When I arrived at a semblance of adult political awareness around the age of forty, my inbred sense of rugged individualism led me into the conservative camp. Its set of assumptions became my dominant Linqua Franca. Now, almost thirty years later, my familiarity with those contours of speech prompts what I hope is a more nuanced analysis of our cultural stalemate.
There are two distinctly different kinds of conservatives, and there is more than one way to describe each of them. “Fiscal” and “social” is one way. I also happen to like “affluent” and “salt-of-the-earth.” I grant there is some overlap between these two designations. Some salt-of-the-earth folks aspire to affluence, or may have achieved a measure of same. And a few of the now-affluent may retain a trace of their salt-of-the-earth upbringing.
But the motives and objectives of these two economically disparate groups frequently do not align. In fact, they are often at odds with each other. This lack of alignment and outright opposition somehow manages to go undetected. Or at the very least is routinely downplayed.
What keeps them bound to each other is a shared belief in the essential goodness of America. Both fiscal and social conservatives view the United States as the best of all possible political arrangements – a nation that promotes individual freedom and material advancement at home, and operates as a force for good around the world.
Both feel their constitutional freedoms are being abridged by the expanding role of government in the lives of ordinary citizens. This is where things get tricky, though, and the fundamental differences start to assert themselves.

_ _ _

Exercise A :: Quote the records from their first line through the line that contains "error-code-cell: InternalError.Busy xyxy=(137,539,407,607)", with both of those lines included.

_ _ _

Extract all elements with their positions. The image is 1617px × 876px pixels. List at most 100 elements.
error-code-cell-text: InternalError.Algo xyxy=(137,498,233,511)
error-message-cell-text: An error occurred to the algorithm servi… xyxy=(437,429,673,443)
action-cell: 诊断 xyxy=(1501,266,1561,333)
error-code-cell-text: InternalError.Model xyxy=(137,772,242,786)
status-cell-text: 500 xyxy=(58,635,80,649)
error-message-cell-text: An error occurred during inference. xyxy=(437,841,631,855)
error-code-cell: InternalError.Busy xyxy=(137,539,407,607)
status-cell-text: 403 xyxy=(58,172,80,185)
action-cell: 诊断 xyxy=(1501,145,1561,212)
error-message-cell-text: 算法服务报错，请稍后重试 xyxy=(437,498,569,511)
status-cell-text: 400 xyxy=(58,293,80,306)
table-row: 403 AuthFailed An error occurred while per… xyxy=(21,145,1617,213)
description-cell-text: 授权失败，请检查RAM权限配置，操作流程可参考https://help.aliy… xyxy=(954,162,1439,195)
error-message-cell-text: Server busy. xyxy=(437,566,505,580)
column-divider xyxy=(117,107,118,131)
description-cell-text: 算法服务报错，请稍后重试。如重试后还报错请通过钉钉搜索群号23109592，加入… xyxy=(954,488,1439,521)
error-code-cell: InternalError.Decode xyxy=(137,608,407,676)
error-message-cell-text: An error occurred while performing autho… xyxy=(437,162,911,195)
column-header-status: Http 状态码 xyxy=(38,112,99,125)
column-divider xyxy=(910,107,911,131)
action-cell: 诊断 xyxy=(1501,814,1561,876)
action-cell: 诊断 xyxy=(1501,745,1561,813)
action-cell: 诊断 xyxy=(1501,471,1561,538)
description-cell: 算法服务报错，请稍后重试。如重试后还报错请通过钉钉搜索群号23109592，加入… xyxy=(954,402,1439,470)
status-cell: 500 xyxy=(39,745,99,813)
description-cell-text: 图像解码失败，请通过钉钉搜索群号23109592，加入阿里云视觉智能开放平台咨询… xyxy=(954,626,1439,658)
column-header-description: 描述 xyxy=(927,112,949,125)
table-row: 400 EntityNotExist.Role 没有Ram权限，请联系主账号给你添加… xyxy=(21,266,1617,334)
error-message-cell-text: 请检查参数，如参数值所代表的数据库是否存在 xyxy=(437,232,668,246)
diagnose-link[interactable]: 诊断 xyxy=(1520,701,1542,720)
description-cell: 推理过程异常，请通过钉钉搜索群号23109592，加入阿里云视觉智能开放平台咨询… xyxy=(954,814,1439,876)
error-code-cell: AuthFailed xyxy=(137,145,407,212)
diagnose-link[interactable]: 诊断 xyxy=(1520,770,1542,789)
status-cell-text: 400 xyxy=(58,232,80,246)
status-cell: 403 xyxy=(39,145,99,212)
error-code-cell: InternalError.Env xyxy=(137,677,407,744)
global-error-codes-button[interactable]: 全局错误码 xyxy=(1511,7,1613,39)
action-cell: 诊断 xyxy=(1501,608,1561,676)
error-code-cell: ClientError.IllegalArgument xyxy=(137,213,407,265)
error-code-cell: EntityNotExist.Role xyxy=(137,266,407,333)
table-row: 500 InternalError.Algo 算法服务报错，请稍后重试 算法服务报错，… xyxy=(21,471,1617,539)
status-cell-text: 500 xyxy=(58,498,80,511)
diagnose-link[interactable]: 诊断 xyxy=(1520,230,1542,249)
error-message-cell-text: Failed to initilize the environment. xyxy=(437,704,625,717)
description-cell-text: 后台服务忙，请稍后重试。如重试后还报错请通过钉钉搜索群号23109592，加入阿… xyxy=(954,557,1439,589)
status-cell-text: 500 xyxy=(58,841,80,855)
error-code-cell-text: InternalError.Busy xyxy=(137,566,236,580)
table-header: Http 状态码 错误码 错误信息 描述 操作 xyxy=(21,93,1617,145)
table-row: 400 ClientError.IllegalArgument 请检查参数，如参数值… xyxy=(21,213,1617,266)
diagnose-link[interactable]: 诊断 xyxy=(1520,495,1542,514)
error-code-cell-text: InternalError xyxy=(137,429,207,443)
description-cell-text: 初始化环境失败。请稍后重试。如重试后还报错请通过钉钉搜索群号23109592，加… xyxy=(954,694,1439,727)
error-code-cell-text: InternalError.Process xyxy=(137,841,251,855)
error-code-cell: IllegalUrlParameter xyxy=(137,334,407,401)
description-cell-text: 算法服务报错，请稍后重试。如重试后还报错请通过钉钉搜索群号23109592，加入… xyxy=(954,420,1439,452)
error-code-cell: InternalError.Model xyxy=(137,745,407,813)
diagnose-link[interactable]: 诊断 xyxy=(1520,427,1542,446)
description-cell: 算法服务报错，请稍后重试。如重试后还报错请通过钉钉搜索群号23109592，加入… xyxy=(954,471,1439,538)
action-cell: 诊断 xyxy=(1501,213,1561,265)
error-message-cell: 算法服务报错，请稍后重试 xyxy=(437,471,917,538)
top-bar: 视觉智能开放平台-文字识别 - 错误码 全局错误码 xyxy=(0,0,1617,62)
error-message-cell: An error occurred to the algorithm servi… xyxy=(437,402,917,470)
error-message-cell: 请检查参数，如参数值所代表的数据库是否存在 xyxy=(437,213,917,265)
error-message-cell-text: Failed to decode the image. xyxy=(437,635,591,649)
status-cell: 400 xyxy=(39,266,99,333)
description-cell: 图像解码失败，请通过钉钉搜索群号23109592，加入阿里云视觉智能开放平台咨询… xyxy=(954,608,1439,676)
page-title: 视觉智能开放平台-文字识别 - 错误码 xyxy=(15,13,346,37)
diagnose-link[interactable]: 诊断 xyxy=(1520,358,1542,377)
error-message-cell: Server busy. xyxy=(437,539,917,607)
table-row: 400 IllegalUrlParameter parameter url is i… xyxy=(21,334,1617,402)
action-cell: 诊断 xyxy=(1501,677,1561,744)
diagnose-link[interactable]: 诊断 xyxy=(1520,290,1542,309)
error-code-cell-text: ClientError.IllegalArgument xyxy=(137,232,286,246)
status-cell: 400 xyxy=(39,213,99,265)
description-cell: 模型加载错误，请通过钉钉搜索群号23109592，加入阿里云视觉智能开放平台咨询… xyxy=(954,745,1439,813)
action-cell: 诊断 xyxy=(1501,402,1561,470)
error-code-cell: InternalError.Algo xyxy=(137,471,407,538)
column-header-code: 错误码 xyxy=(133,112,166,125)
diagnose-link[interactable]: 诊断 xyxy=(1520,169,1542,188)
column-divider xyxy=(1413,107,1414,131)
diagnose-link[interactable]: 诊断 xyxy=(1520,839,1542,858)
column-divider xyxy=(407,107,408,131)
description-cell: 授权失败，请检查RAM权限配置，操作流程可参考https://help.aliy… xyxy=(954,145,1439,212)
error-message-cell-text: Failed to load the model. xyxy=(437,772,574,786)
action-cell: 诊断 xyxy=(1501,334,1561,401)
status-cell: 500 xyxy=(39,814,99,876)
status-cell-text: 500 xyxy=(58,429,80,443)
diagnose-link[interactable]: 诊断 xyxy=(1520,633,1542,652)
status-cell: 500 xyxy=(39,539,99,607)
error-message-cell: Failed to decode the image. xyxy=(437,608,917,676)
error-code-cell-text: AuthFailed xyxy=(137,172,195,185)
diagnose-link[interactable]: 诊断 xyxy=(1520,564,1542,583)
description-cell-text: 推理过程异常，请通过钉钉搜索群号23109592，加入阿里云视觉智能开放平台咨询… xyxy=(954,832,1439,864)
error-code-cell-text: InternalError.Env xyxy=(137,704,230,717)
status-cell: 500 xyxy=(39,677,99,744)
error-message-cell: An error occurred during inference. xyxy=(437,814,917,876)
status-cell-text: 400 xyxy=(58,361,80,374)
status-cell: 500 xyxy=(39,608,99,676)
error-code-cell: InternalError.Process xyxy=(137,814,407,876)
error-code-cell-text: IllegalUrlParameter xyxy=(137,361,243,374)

_ _ _

Exercise B :: Print the part of the passage on conservatives that begins at the words "But the motives" and ends after the words "to assert themselves.", keeping it word for word.

Task solution A ::
Extract all elements with their positions. The image is 1617px × 876px pixels. List at most 100 elements.
error-code-cell-text: InternalError.Algo xyxy=(137,498,233,511)
error-message-cell-text: An error occurred to the algorithm servi… xyxy=(437,429,673,443)
action-cell: 诊断 xyxy=(1501,266,1561,333)
error-code-cell-text: InternalError.Model xyxy=(137,772,242,786)
status-cell-text: 500 xyxy=(58,635,80,649)
error-message-cell-text: An error occurred during inference. xyxy=(437,841,631,855)
error-code-cell: InternalError.Busy xyxy=(137,539,407,607)

Task solution B ::
But the motives and objectives of these two economically disparate groups frequently do not align. In fact, they are often at odds with each other. This lack of alignment and outright opposition somehow manages to go undetected. Or at the very least is routinely downplayed.
What keeps them bound to each other is a shared belief in the essential goodness of America. Both fiscal and social conservatives view the United States as the best of all possible political arrangements – a nation that promotes individual freedom and material advancement at home, and operates as a force for good around the world.
Both feel their constitutional freedoms are being abridged by the expanding role of government in the lives of ordinary citizens. This is where things get tricky, though, and the fundamental differences start to assert themselves.